DATASET ROWS:
>>>

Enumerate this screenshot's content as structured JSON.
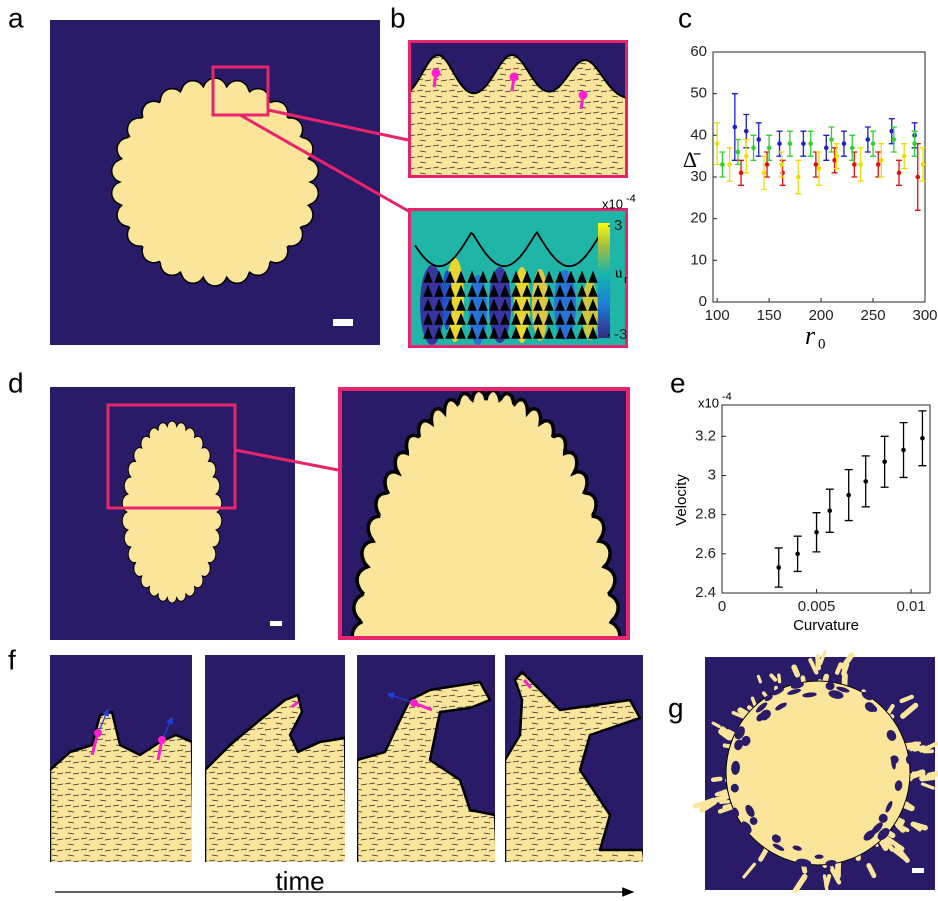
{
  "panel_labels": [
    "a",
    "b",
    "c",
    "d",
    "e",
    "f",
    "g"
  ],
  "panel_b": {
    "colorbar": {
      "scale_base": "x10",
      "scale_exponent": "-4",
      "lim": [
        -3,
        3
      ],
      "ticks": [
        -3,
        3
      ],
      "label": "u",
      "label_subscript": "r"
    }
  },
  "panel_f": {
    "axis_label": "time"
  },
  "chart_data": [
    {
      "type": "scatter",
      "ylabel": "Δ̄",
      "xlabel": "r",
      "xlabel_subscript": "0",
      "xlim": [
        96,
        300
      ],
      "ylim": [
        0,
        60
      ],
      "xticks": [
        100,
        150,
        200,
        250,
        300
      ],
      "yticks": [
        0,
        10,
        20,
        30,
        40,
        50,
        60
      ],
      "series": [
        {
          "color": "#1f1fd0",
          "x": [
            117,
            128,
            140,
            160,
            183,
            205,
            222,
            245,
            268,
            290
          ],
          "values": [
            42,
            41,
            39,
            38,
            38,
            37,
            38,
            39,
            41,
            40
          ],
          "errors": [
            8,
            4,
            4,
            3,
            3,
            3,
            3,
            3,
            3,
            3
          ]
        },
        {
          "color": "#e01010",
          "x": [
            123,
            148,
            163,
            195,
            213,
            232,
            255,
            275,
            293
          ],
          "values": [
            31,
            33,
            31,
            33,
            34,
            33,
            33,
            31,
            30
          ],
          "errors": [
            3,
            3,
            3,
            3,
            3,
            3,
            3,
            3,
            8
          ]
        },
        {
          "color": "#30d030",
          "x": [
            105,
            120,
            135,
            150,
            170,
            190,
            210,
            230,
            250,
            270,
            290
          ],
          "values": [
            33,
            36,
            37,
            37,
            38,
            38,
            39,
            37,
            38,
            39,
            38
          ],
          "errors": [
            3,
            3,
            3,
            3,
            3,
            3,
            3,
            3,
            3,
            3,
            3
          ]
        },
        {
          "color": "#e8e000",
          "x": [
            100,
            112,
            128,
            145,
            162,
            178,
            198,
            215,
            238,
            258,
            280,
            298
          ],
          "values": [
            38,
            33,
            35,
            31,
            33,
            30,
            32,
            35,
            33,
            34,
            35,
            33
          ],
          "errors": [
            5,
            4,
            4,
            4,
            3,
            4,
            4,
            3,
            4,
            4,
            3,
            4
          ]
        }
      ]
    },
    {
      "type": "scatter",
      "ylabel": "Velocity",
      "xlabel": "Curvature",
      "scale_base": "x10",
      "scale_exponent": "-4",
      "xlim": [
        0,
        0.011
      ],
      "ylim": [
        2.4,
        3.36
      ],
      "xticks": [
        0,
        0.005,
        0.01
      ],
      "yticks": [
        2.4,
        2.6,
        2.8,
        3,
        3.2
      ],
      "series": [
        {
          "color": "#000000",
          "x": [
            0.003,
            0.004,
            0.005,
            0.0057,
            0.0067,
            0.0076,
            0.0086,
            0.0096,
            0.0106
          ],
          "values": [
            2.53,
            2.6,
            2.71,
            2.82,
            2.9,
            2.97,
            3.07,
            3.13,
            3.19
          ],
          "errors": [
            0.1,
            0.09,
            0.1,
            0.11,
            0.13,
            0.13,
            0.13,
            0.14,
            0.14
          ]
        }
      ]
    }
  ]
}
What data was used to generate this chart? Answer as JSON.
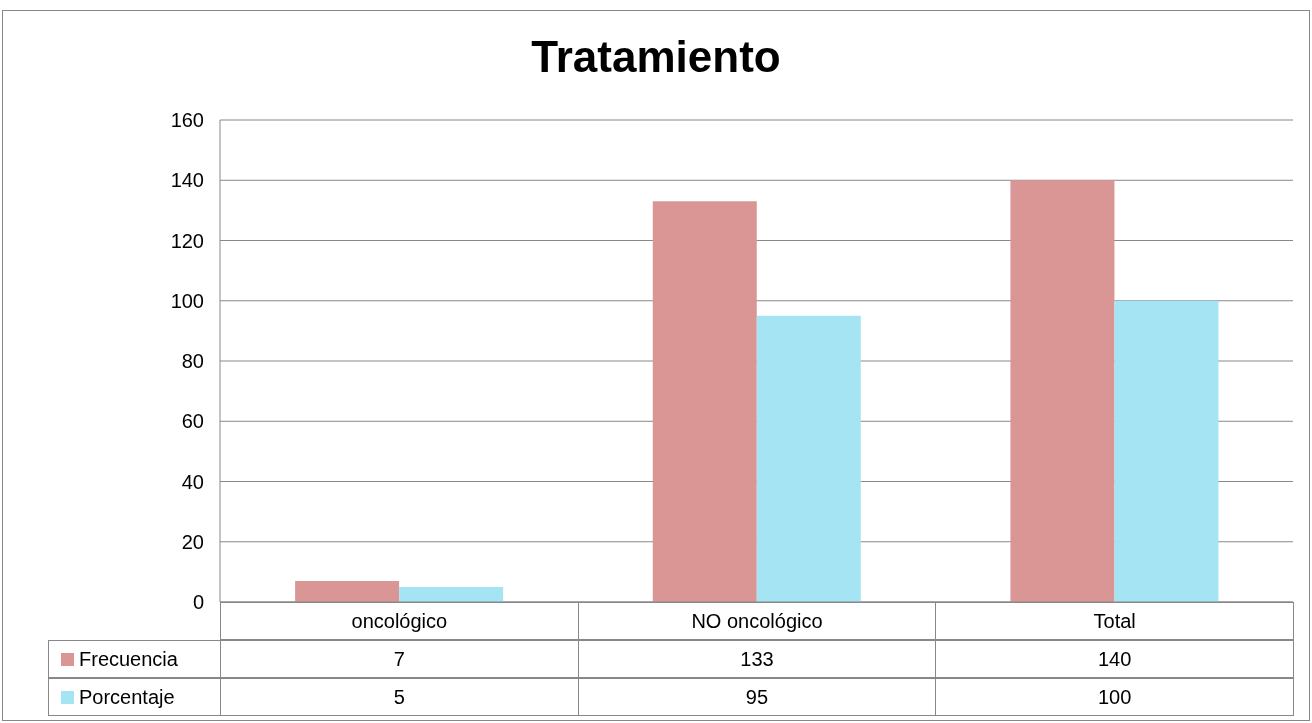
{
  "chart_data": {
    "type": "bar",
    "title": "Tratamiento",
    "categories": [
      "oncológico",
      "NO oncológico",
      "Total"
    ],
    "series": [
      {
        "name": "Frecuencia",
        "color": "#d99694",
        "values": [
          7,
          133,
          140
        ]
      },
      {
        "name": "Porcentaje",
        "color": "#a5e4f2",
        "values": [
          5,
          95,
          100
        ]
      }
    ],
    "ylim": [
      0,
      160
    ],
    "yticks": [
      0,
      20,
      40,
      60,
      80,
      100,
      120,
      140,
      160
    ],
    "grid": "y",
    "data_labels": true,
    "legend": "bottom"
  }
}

<<<
>>>

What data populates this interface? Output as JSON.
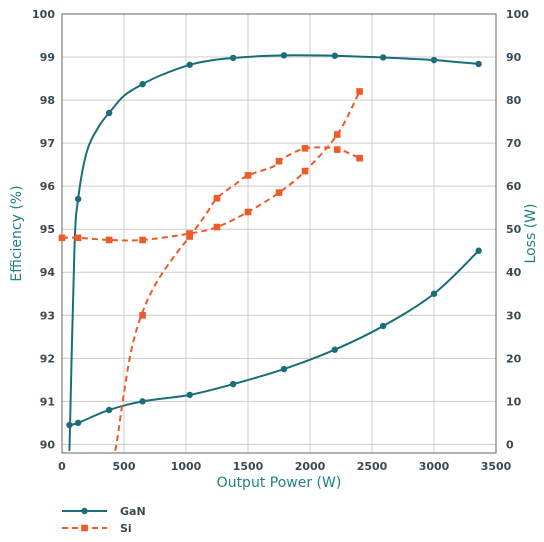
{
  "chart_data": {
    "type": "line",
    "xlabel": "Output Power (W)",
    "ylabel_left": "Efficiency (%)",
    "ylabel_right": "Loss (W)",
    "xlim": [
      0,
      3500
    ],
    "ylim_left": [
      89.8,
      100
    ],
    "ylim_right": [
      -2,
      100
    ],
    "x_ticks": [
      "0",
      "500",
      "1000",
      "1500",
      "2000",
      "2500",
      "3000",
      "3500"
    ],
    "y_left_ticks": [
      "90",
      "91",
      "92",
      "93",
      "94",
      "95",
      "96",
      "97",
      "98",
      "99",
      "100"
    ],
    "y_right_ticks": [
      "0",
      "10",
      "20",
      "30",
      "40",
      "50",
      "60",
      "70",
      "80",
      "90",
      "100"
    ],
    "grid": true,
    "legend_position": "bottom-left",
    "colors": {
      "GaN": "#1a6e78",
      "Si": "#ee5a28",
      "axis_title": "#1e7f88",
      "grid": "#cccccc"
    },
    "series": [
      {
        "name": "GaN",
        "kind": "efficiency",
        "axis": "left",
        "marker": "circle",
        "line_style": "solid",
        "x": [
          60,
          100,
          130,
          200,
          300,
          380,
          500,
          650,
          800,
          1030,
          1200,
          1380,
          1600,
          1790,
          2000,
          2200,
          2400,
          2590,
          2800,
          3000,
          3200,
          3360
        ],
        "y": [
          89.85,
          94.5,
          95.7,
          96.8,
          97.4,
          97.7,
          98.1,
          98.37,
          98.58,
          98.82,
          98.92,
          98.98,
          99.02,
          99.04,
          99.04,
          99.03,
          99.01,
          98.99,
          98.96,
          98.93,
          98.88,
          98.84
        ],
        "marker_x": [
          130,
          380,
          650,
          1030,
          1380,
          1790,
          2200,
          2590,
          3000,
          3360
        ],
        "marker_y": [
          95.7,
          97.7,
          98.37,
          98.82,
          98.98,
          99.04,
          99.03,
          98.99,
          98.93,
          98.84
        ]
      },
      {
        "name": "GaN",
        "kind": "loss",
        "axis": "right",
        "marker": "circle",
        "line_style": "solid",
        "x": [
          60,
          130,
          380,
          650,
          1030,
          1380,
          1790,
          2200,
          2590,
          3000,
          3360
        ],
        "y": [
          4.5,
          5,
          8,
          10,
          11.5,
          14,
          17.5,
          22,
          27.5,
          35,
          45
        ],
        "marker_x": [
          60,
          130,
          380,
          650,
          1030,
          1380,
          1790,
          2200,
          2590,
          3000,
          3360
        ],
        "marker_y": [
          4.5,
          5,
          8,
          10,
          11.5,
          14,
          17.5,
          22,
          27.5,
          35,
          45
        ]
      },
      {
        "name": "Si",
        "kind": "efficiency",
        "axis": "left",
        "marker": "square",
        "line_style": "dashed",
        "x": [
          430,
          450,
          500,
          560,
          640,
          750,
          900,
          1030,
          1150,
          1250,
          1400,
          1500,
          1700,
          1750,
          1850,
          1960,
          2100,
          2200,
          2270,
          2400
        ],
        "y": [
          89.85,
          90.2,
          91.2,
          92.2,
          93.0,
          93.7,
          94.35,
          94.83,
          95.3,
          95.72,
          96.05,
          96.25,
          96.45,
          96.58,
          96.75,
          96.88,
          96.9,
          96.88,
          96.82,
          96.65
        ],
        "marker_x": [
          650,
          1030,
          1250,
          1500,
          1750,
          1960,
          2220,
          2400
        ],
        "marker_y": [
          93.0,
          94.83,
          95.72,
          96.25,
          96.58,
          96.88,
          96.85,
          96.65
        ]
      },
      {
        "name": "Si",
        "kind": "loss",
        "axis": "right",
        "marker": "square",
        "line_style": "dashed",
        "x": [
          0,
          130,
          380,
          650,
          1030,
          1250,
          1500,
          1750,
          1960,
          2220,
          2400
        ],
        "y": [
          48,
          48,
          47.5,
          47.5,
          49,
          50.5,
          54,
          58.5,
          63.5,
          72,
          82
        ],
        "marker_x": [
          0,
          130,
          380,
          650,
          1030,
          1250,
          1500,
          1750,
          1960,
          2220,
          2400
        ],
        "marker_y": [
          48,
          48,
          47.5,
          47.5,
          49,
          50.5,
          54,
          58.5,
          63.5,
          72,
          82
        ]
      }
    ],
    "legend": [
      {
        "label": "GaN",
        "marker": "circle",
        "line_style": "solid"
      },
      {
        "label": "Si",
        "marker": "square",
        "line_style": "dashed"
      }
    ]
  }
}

<<<

INSTRUCTION: Gather each line from the listing above that holds "this".

EXERCISE OUTPUT:
Enumerate this screenshot's content as structured JSON.
What data was used to generate this chart? Answer as JSON.
What data populates this interface? Output as JSON.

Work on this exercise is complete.